* Problem to work on: Return each line in the listing below that includes the string "activity".

* Entries:
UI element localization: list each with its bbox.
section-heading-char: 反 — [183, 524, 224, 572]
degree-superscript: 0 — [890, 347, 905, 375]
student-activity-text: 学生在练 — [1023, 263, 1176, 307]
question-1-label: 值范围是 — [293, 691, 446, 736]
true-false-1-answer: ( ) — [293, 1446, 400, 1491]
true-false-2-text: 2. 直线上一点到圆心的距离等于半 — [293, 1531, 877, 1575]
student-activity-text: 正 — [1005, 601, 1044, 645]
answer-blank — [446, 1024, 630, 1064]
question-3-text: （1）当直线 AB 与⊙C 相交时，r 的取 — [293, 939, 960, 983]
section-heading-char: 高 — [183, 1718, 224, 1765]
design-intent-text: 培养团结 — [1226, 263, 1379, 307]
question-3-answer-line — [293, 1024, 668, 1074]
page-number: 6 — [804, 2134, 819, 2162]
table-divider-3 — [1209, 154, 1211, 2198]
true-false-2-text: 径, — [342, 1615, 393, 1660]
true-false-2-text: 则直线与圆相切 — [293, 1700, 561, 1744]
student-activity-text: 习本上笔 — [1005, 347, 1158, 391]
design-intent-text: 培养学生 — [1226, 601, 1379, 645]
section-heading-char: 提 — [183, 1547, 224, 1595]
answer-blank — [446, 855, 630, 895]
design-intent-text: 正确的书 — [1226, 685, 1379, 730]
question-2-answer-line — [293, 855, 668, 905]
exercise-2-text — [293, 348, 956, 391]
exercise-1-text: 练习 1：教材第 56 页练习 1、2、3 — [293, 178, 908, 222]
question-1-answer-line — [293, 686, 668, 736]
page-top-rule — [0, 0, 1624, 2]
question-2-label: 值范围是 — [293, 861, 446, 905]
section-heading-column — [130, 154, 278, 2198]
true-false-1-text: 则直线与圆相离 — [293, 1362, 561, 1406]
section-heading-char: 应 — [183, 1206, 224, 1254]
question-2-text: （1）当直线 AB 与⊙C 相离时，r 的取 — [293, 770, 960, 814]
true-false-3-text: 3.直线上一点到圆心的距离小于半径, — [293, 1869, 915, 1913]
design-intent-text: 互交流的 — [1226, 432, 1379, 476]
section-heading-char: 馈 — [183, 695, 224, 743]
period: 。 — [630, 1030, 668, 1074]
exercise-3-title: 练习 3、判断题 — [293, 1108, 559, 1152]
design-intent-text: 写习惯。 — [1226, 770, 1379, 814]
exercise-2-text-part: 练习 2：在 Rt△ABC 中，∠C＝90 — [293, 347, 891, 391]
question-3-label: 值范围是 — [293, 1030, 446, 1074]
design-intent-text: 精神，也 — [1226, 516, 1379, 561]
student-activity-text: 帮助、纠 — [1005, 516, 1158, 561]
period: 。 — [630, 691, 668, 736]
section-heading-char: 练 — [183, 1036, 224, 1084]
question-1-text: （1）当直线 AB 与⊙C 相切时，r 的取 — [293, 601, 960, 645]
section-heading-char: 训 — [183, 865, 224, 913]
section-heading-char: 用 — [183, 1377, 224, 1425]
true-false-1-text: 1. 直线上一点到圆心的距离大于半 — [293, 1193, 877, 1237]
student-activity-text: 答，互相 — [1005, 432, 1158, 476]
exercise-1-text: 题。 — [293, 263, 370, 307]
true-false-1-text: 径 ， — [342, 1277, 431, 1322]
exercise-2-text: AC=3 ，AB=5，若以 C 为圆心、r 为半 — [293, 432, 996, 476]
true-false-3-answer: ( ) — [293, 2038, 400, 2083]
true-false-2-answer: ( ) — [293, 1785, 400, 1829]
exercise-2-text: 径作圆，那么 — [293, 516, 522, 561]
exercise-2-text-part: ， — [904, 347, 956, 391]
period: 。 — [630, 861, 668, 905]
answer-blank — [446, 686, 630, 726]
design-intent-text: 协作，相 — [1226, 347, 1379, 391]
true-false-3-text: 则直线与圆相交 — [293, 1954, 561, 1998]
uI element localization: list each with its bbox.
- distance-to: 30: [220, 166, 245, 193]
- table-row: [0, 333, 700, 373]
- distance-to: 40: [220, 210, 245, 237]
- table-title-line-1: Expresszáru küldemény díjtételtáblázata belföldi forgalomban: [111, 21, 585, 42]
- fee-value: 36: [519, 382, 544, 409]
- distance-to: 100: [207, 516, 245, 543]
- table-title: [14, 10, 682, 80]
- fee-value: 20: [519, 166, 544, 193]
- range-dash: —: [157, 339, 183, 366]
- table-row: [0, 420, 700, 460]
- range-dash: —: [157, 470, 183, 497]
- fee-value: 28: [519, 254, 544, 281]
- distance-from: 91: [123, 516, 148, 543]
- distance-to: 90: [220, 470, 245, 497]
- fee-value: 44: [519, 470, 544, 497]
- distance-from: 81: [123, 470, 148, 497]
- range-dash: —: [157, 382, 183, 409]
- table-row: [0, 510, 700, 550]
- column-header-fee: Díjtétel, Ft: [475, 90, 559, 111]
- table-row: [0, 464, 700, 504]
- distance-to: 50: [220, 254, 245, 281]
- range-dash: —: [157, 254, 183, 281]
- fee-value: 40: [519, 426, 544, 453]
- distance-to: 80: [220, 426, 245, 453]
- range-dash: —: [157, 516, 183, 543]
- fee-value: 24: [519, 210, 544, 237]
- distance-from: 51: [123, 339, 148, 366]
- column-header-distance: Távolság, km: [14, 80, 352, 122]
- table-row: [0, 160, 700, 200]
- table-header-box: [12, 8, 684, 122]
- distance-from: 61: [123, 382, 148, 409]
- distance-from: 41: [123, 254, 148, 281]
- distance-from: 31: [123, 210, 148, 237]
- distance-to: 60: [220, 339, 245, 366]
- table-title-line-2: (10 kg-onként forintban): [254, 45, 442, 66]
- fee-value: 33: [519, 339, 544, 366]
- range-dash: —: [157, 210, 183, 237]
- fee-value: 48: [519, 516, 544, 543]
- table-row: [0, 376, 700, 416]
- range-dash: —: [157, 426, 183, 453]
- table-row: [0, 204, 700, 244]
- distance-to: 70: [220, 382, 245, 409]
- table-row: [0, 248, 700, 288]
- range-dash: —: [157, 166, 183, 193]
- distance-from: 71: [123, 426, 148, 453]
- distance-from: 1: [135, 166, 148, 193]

* Task response:
student-activity-text: 学生在练 — [1023, 263, 1176, 307]
student-activity-text: 正 — [1005, 601, 1044, 645]
student-activity-text: 习本上笔 — [1005, 347, 1158, 391]
student-activity-text: 帮助、纠 — [1005, 516, 1158, 561]
student-activity-text: 答，互相 — [1005, 432, 1158, 476]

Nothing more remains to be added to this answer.